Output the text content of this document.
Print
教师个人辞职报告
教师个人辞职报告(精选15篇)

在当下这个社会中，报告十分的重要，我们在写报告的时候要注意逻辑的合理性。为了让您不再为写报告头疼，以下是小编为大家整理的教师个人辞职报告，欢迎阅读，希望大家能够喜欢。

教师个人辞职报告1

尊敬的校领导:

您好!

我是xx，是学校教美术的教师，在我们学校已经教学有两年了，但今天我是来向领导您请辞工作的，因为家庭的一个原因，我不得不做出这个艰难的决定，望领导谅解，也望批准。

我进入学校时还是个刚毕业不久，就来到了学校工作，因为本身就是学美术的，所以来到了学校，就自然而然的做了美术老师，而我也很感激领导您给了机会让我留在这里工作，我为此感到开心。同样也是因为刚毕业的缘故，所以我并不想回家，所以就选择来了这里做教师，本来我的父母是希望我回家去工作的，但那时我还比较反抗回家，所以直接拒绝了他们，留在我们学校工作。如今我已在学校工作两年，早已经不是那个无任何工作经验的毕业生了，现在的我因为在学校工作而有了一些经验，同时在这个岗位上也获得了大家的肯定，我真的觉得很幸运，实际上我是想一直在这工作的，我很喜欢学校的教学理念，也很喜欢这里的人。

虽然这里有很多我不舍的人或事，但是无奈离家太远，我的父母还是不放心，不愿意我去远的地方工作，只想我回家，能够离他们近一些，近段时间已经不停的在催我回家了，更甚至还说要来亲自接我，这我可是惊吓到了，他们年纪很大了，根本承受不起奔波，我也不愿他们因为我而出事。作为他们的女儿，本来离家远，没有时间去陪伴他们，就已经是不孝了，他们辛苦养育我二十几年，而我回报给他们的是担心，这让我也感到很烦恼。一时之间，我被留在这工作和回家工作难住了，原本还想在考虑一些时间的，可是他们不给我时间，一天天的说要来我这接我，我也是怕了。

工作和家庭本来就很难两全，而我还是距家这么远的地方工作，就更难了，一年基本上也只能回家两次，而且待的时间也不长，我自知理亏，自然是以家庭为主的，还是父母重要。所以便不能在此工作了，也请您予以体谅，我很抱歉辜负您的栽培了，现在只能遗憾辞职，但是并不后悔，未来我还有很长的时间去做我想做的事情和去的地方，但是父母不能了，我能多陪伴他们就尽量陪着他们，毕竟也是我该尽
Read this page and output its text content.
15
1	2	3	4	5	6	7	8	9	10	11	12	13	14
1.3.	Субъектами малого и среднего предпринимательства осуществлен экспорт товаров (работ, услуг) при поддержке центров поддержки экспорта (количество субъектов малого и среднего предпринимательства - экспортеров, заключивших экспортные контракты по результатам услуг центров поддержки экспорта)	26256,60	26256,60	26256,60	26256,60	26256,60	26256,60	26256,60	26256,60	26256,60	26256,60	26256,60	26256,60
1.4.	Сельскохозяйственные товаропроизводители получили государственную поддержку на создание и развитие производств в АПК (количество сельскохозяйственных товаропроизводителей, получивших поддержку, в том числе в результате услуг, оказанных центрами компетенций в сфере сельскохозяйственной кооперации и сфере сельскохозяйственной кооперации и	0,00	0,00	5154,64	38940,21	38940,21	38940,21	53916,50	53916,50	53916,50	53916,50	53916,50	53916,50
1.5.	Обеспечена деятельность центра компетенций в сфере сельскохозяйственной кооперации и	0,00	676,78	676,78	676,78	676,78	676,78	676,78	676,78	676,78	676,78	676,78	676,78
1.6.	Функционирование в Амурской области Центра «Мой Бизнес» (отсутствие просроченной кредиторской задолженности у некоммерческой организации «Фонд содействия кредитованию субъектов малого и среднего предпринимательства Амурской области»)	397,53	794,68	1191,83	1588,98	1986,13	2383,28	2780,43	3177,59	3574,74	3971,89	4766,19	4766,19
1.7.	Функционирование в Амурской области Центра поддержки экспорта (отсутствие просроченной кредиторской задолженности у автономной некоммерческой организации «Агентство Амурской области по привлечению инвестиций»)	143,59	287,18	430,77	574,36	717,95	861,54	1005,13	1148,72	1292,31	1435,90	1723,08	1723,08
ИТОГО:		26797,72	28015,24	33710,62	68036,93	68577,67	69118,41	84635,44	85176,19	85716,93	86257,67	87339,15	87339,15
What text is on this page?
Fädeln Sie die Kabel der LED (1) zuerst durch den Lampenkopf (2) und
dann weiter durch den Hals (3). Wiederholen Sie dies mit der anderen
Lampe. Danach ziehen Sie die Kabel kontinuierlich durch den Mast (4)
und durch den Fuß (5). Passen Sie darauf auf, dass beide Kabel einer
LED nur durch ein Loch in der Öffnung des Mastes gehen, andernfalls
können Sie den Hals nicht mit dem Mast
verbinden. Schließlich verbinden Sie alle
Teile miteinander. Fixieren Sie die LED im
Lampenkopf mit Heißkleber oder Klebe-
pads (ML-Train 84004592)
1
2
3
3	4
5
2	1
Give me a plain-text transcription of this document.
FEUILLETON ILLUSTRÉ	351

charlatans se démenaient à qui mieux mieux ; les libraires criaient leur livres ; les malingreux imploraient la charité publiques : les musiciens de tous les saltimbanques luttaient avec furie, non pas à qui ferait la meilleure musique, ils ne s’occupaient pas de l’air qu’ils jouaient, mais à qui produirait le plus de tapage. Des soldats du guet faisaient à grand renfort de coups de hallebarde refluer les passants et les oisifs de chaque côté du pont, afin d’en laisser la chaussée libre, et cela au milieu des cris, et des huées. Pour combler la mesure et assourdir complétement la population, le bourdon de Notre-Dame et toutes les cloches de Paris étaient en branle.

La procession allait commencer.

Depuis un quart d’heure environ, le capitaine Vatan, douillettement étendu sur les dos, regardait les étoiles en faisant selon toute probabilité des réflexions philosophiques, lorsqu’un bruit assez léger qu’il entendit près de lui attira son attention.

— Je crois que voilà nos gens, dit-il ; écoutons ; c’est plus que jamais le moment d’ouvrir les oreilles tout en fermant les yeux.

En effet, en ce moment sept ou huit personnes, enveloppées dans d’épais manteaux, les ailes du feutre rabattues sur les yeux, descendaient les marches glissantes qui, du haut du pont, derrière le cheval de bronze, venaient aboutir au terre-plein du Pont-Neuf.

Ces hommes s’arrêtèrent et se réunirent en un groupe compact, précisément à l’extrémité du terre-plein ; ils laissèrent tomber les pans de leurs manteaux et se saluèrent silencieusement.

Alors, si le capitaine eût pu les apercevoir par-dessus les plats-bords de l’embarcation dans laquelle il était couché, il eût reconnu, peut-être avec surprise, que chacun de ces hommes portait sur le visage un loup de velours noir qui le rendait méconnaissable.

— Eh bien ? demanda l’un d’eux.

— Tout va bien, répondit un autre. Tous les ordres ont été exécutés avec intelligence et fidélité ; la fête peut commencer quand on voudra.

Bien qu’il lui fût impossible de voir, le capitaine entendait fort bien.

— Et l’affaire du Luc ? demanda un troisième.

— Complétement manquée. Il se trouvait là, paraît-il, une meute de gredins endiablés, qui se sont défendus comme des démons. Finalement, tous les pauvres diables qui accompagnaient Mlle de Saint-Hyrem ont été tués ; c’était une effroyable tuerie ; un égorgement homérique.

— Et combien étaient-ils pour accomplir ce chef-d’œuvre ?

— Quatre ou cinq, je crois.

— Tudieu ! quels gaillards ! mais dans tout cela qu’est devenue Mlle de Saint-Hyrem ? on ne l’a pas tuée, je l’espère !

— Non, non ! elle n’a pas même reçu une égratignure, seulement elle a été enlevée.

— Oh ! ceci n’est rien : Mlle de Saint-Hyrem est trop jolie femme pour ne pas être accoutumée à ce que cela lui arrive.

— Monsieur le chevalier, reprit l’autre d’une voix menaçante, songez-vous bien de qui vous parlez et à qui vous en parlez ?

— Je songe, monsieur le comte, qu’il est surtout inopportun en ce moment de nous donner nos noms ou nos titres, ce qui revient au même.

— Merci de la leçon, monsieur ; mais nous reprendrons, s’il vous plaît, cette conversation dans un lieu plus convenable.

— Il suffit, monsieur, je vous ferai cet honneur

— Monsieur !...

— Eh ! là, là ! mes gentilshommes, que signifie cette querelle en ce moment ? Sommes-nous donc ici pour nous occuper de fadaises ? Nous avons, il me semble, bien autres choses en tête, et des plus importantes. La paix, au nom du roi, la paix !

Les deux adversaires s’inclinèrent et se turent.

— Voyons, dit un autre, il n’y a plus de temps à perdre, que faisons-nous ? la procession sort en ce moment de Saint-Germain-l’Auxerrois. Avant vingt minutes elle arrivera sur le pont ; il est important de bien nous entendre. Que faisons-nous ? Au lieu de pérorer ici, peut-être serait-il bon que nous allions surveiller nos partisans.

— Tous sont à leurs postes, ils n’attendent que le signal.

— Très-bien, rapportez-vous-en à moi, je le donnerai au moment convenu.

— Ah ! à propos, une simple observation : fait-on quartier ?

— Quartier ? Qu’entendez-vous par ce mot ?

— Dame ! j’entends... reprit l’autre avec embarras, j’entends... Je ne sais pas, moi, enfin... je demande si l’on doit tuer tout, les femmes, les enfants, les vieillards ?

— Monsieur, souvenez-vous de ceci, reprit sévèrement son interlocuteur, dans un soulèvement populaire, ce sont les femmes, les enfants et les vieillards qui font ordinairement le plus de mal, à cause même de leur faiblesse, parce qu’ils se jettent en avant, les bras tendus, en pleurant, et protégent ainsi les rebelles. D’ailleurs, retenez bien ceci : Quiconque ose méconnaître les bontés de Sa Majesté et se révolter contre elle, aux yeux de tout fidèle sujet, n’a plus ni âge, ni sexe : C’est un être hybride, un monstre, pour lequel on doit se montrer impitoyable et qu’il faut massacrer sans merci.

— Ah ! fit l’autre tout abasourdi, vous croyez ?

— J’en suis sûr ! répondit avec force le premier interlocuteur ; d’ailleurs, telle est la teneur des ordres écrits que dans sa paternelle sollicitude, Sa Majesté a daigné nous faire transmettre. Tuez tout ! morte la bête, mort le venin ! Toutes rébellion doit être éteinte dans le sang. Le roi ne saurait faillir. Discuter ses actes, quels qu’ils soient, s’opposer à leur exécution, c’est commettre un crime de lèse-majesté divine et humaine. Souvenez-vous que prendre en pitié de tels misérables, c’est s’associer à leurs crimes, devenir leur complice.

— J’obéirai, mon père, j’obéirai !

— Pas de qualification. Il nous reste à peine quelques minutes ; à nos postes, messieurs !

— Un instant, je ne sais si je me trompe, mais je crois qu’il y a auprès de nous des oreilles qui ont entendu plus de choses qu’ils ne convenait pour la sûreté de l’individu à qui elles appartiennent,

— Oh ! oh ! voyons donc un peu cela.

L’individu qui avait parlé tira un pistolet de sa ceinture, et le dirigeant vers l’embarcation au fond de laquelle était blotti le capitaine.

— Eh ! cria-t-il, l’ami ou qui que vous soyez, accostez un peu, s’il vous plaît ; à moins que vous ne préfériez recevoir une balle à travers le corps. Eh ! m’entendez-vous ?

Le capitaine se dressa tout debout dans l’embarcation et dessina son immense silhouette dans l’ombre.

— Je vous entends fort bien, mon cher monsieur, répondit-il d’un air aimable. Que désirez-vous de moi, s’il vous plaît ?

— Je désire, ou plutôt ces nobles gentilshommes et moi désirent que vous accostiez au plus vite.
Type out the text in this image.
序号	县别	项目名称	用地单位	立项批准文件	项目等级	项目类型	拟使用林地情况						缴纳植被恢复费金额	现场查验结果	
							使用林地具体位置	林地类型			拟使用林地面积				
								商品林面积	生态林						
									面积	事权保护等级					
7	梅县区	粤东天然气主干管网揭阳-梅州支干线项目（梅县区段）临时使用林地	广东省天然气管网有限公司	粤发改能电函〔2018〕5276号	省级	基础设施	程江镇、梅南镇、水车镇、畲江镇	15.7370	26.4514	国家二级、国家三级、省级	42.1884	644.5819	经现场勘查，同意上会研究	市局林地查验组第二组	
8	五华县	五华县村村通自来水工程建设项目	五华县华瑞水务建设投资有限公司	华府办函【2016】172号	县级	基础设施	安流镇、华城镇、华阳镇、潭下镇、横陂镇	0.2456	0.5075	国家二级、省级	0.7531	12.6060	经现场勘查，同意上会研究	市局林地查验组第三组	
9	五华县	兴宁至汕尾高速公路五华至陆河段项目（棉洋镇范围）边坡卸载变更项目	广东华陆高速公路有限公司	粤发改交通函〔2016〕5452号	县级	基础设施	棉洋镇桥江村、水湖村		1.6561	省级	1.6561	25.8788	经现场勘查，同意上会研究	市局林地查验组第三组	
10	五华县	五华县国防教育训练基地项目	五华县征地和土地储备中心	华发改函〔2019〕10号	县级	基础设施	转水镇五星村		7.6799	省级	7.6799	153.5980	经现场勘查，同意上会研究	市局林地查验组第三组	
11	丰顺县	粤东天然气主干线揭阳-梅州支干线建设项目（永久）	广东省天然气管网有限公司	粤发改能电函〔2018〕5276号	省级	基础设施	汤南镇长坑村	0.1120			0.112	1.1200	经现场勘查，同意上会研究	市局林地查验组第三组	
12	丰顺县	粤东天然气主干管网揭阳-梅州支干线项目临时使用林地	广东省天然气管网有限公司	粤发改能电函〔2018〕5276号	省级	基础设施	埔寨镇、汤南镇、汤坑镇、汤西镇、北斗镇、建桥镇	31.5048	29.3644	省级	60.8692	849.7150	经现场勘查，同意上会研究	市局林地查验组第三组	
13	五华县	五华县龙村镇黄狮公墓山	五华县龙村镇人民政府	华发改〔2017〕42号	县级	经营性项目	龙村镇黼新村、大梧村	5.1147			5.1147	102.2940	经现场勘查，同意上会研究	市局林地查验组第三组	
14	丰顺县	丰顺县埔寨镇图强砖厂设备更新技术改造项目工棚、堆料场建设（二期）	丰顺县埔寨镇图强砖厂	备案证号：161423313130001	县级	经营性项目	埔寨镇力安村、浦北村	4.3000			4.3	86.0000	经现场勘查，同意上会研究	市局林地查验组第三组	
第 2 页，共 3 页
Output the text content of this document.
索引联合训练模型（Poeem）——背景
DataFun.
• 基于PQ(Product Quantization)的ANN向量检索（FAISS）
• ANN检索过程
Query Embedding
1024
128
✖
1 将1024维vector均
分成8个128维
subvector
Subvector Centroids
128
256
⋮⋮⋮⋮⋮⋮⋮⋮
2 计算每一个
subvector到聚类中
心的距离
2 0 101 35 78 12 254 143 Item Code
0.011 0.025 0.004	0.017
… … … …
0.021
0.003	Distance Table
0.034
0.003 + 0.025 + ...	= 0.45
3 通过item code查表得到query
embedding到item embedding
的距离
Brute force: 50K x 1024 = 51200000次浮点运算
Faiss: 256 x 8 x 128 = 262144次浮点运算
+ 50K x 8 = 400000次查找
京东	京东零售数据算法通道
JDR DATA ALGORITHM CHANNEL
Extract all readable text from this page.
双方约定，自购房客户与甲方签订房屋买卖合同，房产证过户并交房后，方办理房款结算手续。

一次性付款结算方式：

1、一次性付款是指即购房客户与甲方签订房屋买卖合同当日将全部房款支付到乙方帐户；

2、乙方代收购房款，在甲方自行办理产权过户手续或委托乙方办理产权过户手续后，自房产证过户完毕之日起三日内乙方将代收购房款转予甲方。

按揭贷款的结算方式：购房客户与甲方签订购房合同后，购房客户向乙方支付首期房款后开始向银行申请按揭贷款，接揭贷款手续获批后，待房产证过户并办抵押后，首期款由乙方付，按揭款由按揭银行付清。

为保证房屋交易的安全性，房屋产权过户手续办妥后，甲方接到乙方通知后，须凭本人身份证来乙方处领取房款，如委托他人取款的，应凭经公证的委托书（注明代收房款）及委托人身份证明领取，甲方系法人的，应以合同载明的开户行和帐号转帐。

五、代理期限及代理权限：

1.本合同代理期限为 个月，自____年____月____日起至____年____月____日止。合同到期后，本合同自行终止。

● ● ● ● ● ● ●

Required task: Copy out each line of the entries that holds "enfants".

Solved problem:
— Dame ! j’entends... reprit l’autre avec embarras, j’entends... Je ne sais pas, moi, enfin... je demande si l’on doit tuer tout, les femmes, les enfants, les vieillards ?
— Monsieur, souvenez-vous de ceci, reprit sévèrement son interlocuteur, dans un soulèvement populaire, ce sont les femmes, les enfants et les vieillards qui font ordinairement le plus de mal, à cause même de leur faiblesse, parce qu’ils se jettent en avant, les bras tendus, en pleurant, et protégent ainsi les rebelles. D’ailleurs, retenez bien ceci : Quiconque ose méconnaître les bontés de Sa Majesté et se révolter contre elle, aux yeux de tout fidèle sujet, n’a plus ni âge, ni sexe : C’est un être hybride, un monstre, pour lequel on doit se montrer impitoyable et qu’il faut massacrer sans merci.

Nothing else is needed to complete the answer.